— Begin Information provided —

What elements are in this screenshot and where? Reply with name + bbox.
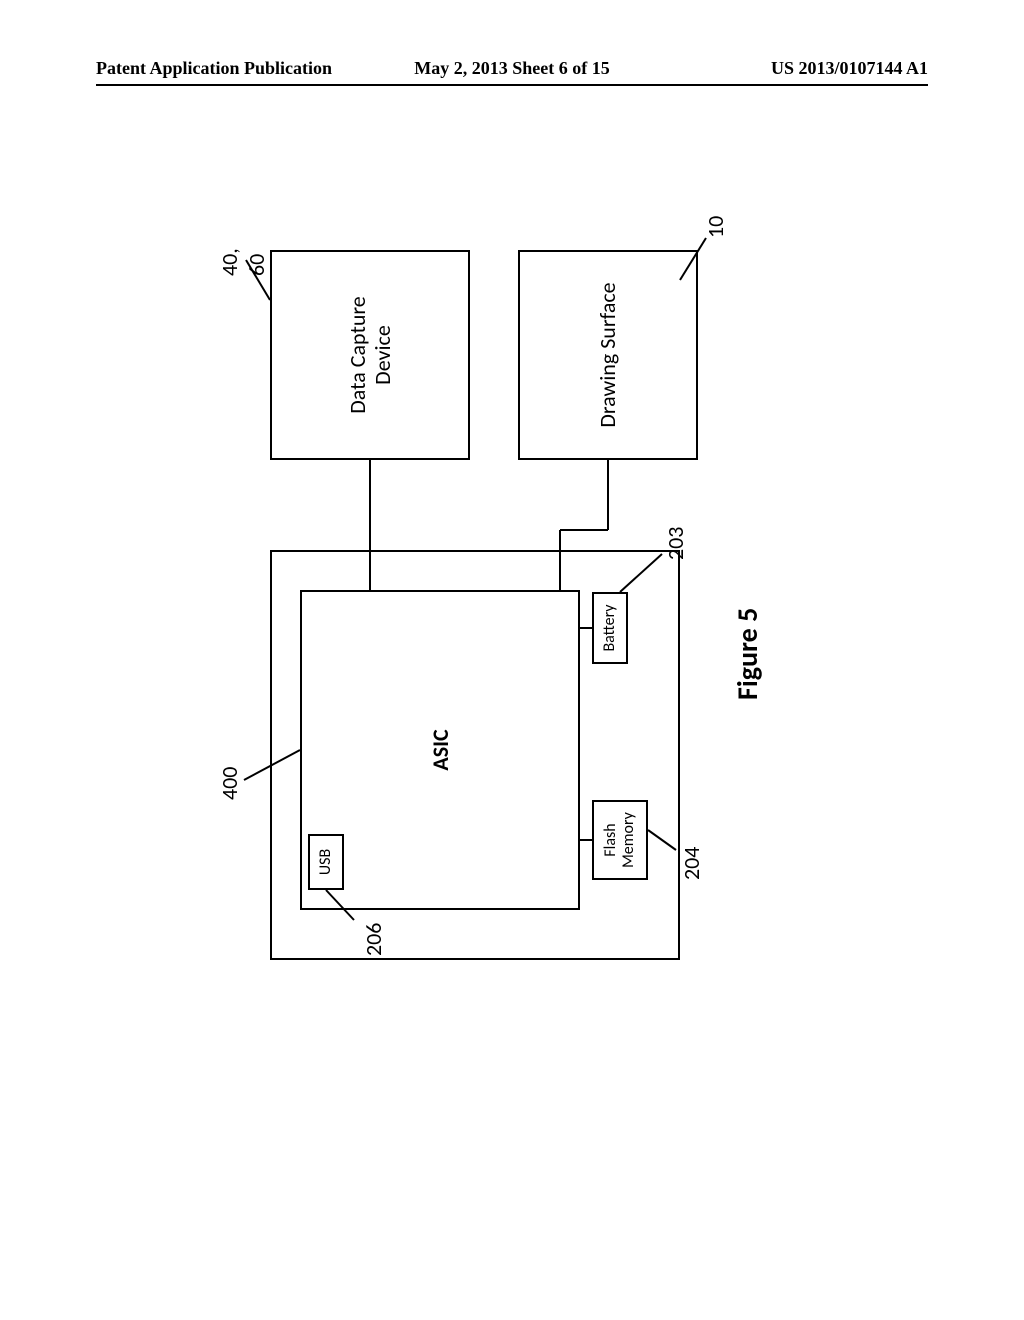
ref-204: 204 xyxy=(678,847,705,880)
ref-203: 203 xyxy=(662,527,689,560)
page-header: Patent Application Publication May 2, 20… xyxy=(0,58,1024,88)
figure-lines xyxy=(210,230,820,960)
header-right: US 2013/0107144 A1 xyxy=(771,58,928,79)
header-left: Patent Application Publication xyxy=(96,58,332,79)
figure-5: ASIC USB Flash Memory Battery Data Captu… xyxy=(210,230,820,960)
page: Patent Application Publication May 2, 20… xyxy=(0,0,1024,1320)
header-middle: May 2, 2013 Sheet 6 of 15 xyxy=(414,58,609,79)
ref-400: 400 xyxy=(216,767,243,800)
figure-caption: Figure 5 xyxy=(730,608,765,700)
ref-40-60: 40, 60 xyxy=(216,230,270,276)
ref-10: 10 xyxy=(702,216,729,238)
ref-206: 206 xyxy=(360,923,387,956)
header-rule xyxy=(96,84,928,86)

— End Information provided —

Exercise objective:
Reproduce the material above with every "Patent Application Publication" changed to "Patent Publication" and nothing else altered. Leave out the picture.

Solution to the exercise:
What elements are in this screenshot and where? Reply with name + bbox.
ref-204: 204 xyxy=(678,847,705,880)
ref-203: 203 xyxy=(662,527,689,560)
page-header: Patent Publication May 2, 20… xyxy=(0,58,1024,88)
figure-lines xyxy=(210,230,820,960)
header-right: US 2013/0107144 A1 xyxy=(771,58,928,79)
header-left: Patent Publication xyxy=(96,58,332,79)
figure-5: ASIC USB Flash Memory Battery Data Captu… xyxy=(210,230,820,960)
page: Patent Publication May 2, 20… xyxy=(0,0,1024,1320)
header-middle: May 2, 2013 Sheet 6 of 15 xyxy=(414,58,609,79)
ref-400: 400 xyxy=(216,767,243,800)
figure-caption: Figure 5 xyxy=(730,608,765,700)
ref-40-60: 40, 60 xyxy=(216,230,270,276)
ref-10: 10 xyxy=(702,216,729,238)
ref-206: 206 xyxy=(360,923,387,956)
header-rule xyxy=(96,84,928,86)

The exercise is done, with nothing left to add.